Task to complete: Wherever the string "scheme" appears, copy the whole line.

The data:
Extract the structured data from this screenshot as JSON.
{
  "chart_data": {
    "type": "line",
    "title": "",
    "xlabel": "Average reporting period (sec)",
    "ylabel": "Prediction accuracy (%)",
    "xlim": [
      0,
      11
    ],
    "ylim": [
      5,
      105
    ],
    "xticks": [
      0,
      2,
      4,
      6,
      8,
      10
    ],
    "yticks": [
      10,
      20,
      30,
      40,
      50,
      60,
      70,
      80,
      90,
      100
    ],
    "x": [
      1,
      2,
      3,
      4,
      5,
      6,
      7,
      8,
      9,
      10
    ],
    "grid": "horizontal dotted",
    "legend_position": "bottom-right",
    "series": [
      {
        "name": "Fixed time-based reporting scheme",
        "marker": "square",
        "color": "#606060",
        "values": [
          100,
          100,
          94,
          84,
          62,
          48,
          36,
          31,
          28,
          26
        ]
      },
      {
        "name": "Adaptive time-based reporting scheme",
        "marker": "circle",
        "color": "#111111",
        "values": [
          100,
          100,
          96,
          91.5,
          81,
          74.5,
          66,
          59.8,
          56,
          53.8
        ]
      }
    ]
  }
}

Full solution:
        "name": "Fixed time-based reporting scheme",
        "name": "Adaptive time-based reporting scheme",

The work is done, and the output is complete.